# [Texto extraído]
O contrato de versão Linux SUSE, que acabou gerando uma sindicância interna na Dataprev e culminou com a decisão da Controladoria-Geral da União, que interveio no processo e demitiu um funcionário da estatal por justa causa, tem contornos políticos e claros indícios de envolvimento de funcionários em disputa comercial. Um relatório de análise da contratação – que instruiu o processo administrativo contra o funcionário, concluído em 2021 – mostra claramente que o documento não é isento. Foi montado com o claro objetivo de desqualificar a necessidade da contratação da SUSE, por técnicos que atuaram na implantação do software concorrente Red Hat na estatal.
Em janeiro de 2020 o então Superintendente de Arquitetura e Serviços de Infraestrutura de TIC da Dataprev, Antonio Hobmeir Neto, encaminhou uma “Análise da contratação de subscrição SUSE Linux Enterprise Server e SUSE Manager”, ocorrida em 2018, para o então Corregedor da Dataprev, Wesley Ferreira. Como cópia de um mesmo documento elaborado anteriormente a pedido do então Diretor de Tecnologia, Thiago Carlos de Sousa Oliveira.
Diversos pontos foram abordados por Hobmeir e sua equipe técnica para contestar os benefícios da contratação da versão SUSE Linux que, à despeito de toda a qualificação que pudessem ter para chegar às conclusões que chegaram, havia uma questão ética a ser levada em conta pelo Corregedor ou a Comissão de Sindicância que puniu o funcionário José Claudio Siqueira. Tanto Hobmeir e boa parte da sua equipe, não deveriam levantar questionamentos contra uma versão de sistema operacional Linux, quando nos últimos anos foram alguns dos responsáveis pela implantação da solução Red Hat na empresa. O resultado dessa análise nitidamente não foi isenta.
O documento produzido por Hobmeir contou com as revisões feitas por pelo menos três dos cinco funcionários que tinham ligações com ele ao longo dos últimos anos e atuaram no projeto Red Hat: Tiago Martins, Rodrigo Morgado e Leandro Rodas.
Esses mesmos funcionários, coincidência ou não, depois participaram do levantamento técnico que justificou o edital de pregão da subscrição SUSE. Foi nesse período que chegaram a ter alguns desentendimentos pessoais com o chefe, José Claudio de Lima Siqueira, por conta de questões como, remanejamento de cargo, por exemplo. Dentro de uma estatal isso vira mágoa pessoal que, se puder “terá troco”.

# [Trecho da listagem]
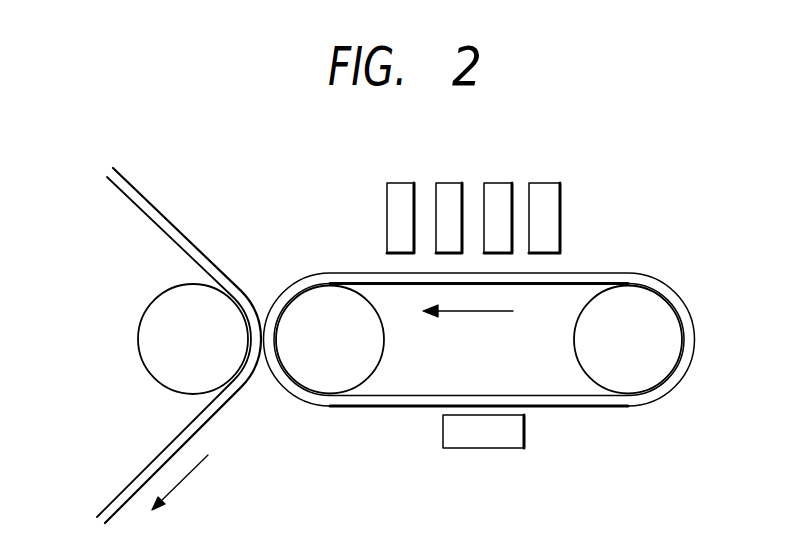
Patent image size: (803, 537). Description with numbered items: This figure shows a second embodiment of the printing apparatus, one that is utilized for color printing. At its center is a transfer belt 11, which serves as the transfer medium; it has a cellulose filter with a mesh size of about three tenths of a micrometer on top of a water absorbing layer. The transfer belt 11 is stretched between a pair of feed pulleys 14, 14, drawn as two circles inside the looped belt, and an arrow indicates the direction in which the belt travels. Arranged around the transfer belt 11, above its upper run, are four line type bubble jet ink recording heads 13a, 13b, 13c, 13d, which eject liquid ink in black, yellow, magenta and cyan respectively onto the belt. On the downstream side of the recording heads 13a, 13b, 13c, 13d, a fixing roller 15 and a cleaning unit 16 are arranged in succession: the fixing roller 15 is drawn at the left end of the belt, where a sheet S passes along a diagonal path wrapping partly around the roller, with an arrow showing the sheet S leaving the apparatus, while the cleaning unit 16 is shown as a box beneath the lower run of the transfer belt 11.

# [Exercícios]
1) De acordo com a reportagem sobre o contrato SUSE na Dataprev, por que a análise da contratação não foi isenta? Responda em uma a três frases.
2) Dê sequência à reportagem sobre o contrato SUSE na Dataprev a partir do ponto em que ela termina.

# [Respostas escritas]
1) Hobmeir e boa parte da sua equipe, que contestaram a versão SUSE Linux, tinham sido nos últimos anos alguns dos responsáveis pela implantação da solução concorrente Red Hat na empresa. Além disso, o documento foi revisado por pelo menos três funcionários ligados a Hobmeir que atuaram no projeto Red Hat: Tiago Martins, Rodrigo Morgado e Leandro Rodas.

2)
O que ocorreu com a Sindicância criada para investigar a contratação SUSE, na qual misteriosamente apenas o funcionário José Claudio de Lima Siqueira, o “ex-chefe”, foi o único investigado e punido com demissão, tem nítida característica de vingança de funcionário. Porque os argumentos técnicos usados junto com os do Superintendente de Arquitetura, Antonio Hobmeir, são risíveis e beiram o absurdo.
“Análise da Contratação“
Na época em que tomaram a atitude de criar um relatório contrário à versão SUSE, em 2020, a versão Red Hat instalada na Dataprev já dominava o parque computacional da estatal. Cerca de 83% das mais de 6.300 máquinas virtuais usavam Red Hat. O Superintendente de Arquitetura, Antonio Hobmeir, começou por desqualificar o propósito da contratação pela questão preço das licenças. Uma incongruência tanto técnica, quanto política.
Isso porque o preço sempre foi preponderante no discurso interno durante a implantação do Red Hat, em 2011. Naquela época os defensores do Software Livre conseguiram entrar para o poder no Governo Federal. Toda a direção da Dataprev trabalhava na época com um único discurso, para justificar a presença do software livre: o fim da dependência tecnológica e a possibilidade de obter uma solução de sistema operacional muito mais barata do que o Windows da Microsoft. Era quase um mantra: buscar no mercado soluções em código aberto que não exijam o pagamento por licenças caras de software. Hobmeir sabia dessa política, já que entrou para a Dataprev em 2013, no auge da implantação do Red Hat pela fornecedora Ação Informática.
“Não foi considerado como Motivação a redução do valor da Subscrição”, alegou Hobmeir sobre os objetivos da contratação SUSE. Que, segundo ele, na descrição da “Motivação da Demanda”, a diretoria em 2018 não deixou claro que essa aquisição atenderia apenas aos princípios da “adequação às boas práticas de mercado e Estratégia de independência tecnológica e/ou fornecimento de suporte a serviços críticos e atender à estratégia de diversificação de tecnologia balizados pelo Plano Diretor de Tecnologia, refletido no Plano de Ação 2018”.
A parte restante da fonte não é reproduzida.